- Work to do:
1. In the forum post about the three-year exclusion period, what reason does the writer give for withdrawing the de facto visa application in May 2013? Answer in one to three sentences.
2. Answer these questions from the forum post about the three-year exclusion period:
(a) Under what kind of visa did the writer first go to Australia in 2010?
(b) On what date did the writer lodge the de facto visa application?
(c) According to the post, who first told the writer about a possible three-year exclusion period?

++++ Extracted text ++++

# 3 year exclusion period!



## naveenshakil (Aug 26, 2013)

Hi,
I went to Australia in 2010 under working holiday to work as an architect for a company. After 6 months, they sponsored me under 442, saying it could lead to a 457 employed visa. However, I decided to leave the company in Nov 2011 as they were making cuts, and decided to go onto my partner's defacto visa. I lodged the application for defacto visa on the 1st of Feb (having been in contact with immigration department throughout this) and on the 22nd of Feb, I recieved an email saying that my previous visa was cancelled. In the letter it stated I had not breached any visa conditions, however it was being cancelled as I was no longer with the company. However, it did not state anything about a 3 year exclusion period. And it all made sense to me at the time.
In May 2013, i decided to come visit my father, he was very ill and since i was still on bridging visa e, had to withdraw my application for the fear of unforeseen circumstances if my father didnt get well. I had on numerous occasions, throughout the year and half of a bridging visa, been in constant contact with the department, and 4 days before leaving, had gone to let them know that I have a new british passport to link my application to. When I heard news of my father, i went to inform them that I had to leave immediately. I withdrew the application in person, and even then was not informed that since i would be leaving on a BVE i would not be able to return.
Going through immigrations on the way out, a gentleman informs me i may have a 3 year exclusion period, based on my 442 getting cancelled. I was mortified. I was really upset. I had been living there for 3 years, and was planning on returning. 
And NO ONE throughout all the correspondence informed me of this possible 3 year exclusion!! 
In this time, i have managed to put together my folio to study (itll have to be as an international student) which in turn will help me get a genera skilled visa as an architect, specially as i have worked there on some major projects. I also have a Bachelor of architecture, and everything that I have done to my knowledge has been genuine with no breach of any conditions or compliance.
It made perfect sense that the 442 would be cancelled since i was no longer working with them and had applied for spouse.

++++ Data entries ++++

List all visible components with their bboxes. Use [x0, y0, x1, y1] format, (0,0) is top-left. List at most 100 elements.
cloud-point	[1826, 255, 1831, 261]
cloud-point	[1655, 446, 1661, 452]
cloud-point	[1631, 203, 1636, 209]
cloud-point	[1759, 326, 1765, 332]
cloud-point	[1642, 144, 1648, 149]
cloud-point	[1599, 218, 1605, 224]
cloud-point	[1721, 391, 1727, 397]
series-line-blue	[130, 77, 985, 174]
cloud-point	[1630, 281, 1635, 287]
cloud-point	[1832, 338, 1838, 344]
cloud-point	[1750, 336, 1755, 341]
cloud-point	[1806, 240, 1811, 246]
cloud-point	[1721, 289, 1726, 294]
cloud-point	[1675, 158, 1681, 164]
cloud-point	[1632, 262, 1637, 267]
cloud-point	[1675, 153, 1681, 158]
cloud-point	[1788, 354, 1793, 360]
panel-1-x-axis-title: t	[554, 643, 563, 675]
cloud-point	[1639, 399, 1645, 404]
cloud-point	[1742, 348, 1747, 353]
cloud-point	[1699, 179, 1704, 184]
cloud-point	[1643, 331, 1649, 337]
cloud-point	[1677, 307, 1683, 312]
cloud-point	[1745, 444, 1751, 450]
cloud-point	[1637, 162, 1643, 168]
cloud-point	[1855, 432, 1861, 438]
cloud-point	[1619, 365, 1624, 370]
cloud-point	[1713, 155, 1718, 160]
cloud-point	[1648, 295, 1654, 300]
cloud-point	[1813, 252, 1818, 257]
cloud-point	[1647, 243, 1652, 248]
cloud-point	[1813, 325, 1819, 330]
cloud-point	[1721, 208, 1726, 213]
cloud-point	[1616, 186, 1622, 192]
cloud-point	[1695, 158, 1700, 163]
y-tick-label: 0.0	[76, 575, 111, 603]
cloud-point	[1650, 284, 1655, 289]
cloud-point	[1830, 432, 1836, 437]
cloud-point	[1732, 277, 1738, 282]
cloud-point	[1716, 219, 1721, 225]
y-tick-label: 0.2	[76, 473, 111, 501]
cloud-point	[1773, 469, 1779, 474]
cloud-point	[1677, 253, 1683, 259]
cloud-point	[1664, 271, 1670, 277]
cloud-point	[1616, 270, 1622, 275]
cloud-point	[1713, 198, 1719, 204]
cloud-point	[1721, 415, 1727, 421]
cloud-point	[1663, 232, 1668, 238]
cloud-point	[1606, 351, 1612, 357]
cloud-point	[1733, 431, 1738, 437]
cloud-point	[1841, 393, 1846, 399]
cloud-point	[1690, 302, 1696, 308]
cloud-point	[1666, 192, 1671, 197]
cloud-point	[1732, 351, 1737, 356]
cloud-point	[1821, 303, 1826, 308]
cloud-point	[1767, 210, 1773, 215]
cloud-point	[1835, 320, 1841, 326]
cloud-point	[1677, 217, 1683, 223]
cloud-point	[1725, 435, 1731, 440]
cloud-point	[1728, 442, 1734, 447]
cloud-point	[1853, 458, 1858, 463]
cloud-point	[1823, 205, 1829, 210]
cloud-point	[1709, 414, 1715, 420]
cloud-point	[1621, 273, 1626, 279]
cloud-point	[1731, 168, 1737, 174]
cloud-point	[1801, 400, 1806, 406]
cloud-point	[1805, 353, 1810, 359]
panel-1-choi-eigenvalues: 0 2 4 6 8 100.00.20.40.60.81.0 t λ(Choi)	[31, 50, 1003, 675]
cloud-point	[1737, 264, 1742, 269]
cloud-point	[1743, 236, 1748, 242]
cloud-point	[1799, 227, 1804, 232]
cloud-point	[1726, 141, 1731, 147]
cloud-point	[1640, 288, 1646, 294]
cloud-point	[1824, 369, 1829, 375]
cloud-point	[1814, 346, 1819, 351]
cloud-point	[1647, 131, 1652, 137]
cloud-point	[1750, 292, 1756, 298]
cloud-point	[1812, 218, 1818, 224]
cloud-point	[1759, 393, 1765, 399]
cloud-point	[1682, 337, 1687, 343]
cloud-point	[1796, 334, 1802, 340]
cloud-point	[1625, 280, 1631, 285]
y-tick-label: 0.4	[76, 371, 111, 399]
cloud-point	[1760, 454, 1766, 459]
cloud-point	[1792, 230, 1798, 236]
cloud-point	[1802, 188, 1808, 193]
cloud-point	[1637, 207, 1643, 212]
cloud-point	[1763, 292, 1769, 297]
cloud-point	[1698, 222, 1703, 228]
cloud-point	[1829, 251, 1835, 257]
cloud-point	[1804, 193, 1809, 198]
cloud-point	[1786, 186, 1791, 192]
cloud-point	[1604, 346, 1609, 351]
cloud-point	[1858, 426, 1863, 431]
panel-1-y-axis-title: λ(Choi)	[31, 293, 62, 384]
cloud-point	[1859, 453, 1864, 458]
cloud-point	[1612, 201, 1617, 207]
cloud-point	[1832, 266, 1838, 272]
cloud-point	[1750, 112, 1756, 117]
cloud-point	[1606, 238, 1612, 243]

++++

- List of solutions:
1. The writer's father was very ill, and the writer needed to leave to visit him. Because the writer was still on a Bridging Visa E, the writer withdrew the application out of fear of unforeseen circumstances if the father did not get well.

2.
(a) A working holiday visa.
(b) The 1st of February.
(c) A gentleman at immigration on the writer's way out of the country.